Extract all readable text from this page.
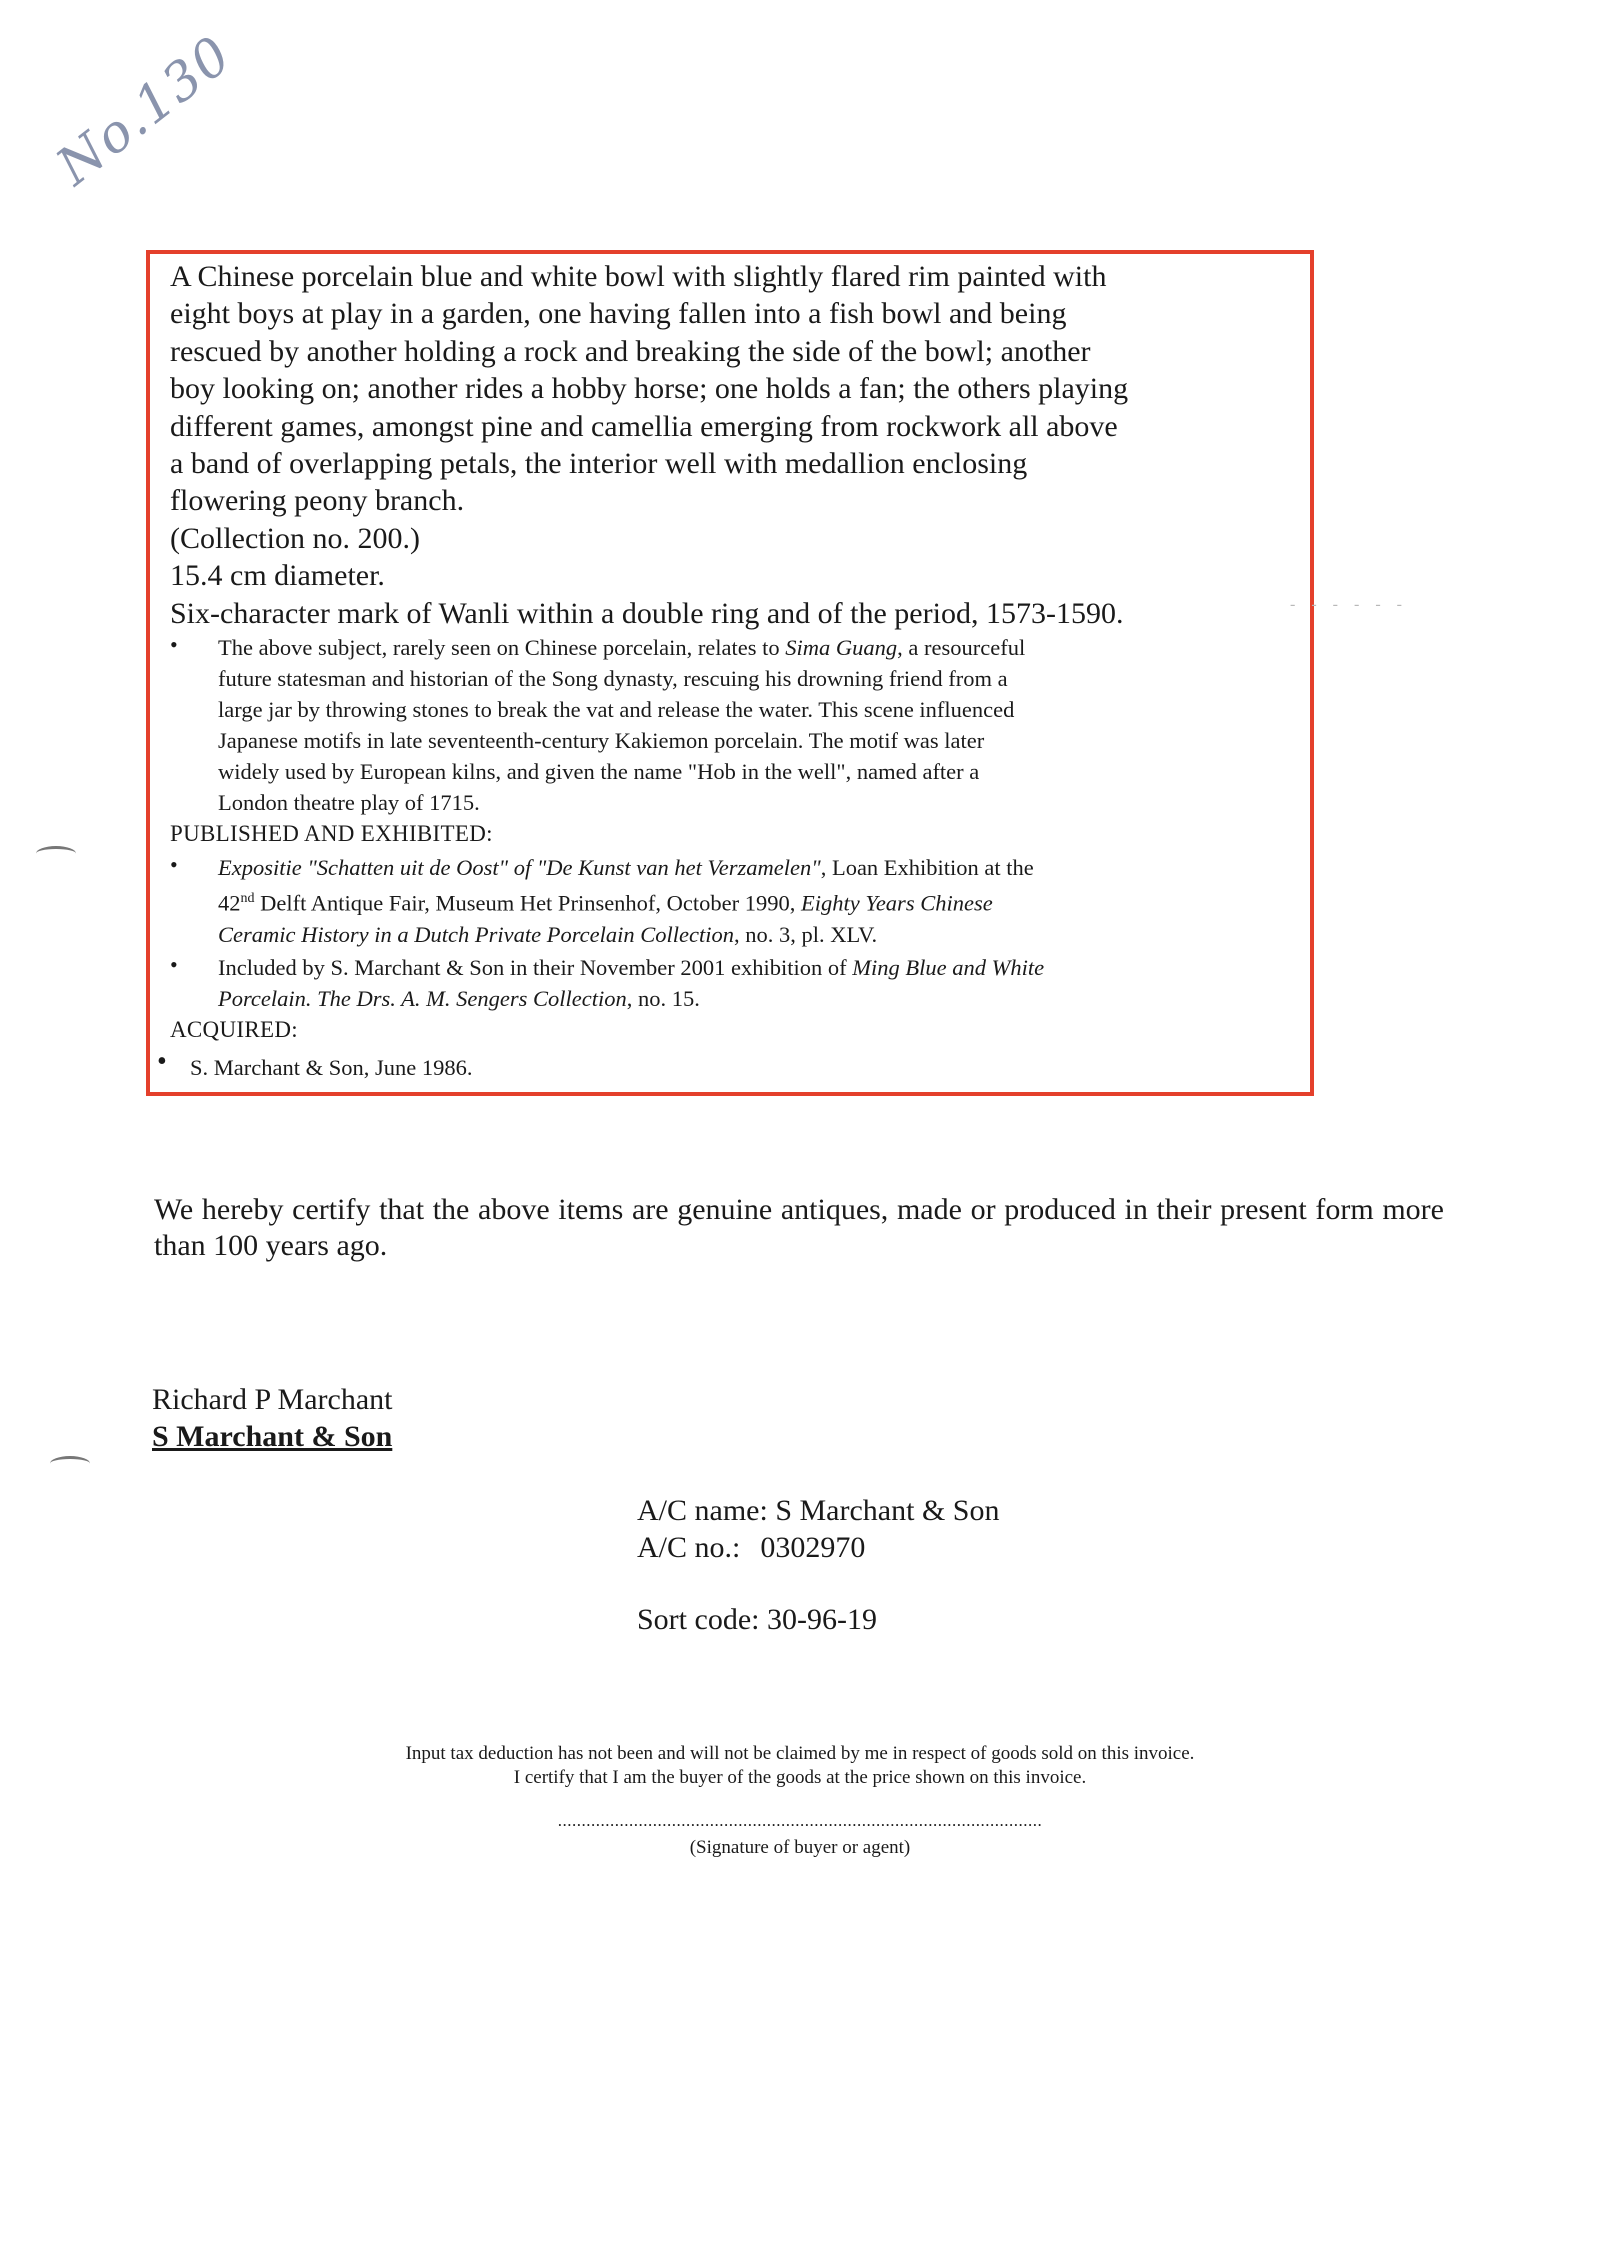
No.130
- - - - - -
A Chinese porcelain blue and white bowl with slightly flared rim painted with
eight boys at play in a garden, one having fallen into a fish bowl and being
rescued by another holding a rock and breaking the side of the bowl; another
boy looking on; another rides a hobby horse; one holds a fan; the others playing
different games, amongst pine and camellia emerging from rockwork all above
a band of overlapping petals, the interior well with medallion enclosing
flowering peony branch.
(Collection no. 200.)
15.4 cm diameter.
Six-character mark of Wanli within a double ring and of the period, 1573-1590.
• The above subject, rarely seen on Chinese porcelain, relates to Sima Guang, a resourceful
future statesman and historian of the Song dynasty, rescuing his drowning friend from a
large jar by throwing stones to break the vat and release the water. This scene influenced
Japanese motifs in late seventeenth-century Kakiemon porcelain. The motif was later
widely used by European kilns, and given the name "Hob in the well", named after a
London theatre play of 1715.
PUBLISHED AND EXHIBITED:
• Expositie "Schatten uit de Oost" of "De Kunst van het Verzamelen", Loan Exhibition at the
42nd Delft Antique Fair, Museum Het Prinsenhof, October 1990, Eighty Years Chinese
Ceramic History in a Dutch Private Porcelain Collection, no. 3, pl. XLV.
• Included by S. Marchant & Son in their November 2001 exhibition of Ming Blue and White
Porcelain. The Drs. A. M. Sengers Collection, no. 15.
ACQUIRED:
• S. Marchant & Son, June 1986.
We hereby certify that the above items are genuine antiques, made or produced in their present form more than 100 years ago.
Richard P Marchant
S Marchant & Son
A/C name: S Marchant & Son
A/C no.: 0302970
Sort code: 30-96-19
Input tax deduction has not been and will not be claimed by me in respect of goods sold on this invoice.
I certify that I am the buyer of the goods at the price shown on this invoice.
......................................................................................................
(Signature of buyer or agent)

● **Requirements**: Reproduce every line from the entries that holds the word "above".

● **Finished answer**:
different games, amongst pine and camellia emerging from rockwork all above
• The above subject, rarely seen on Chinese porcelain, relates to Sima Guang, a resourceful
We hereby certify that the above items are genuine antiques, made or produced in their present form more than 100 years ago.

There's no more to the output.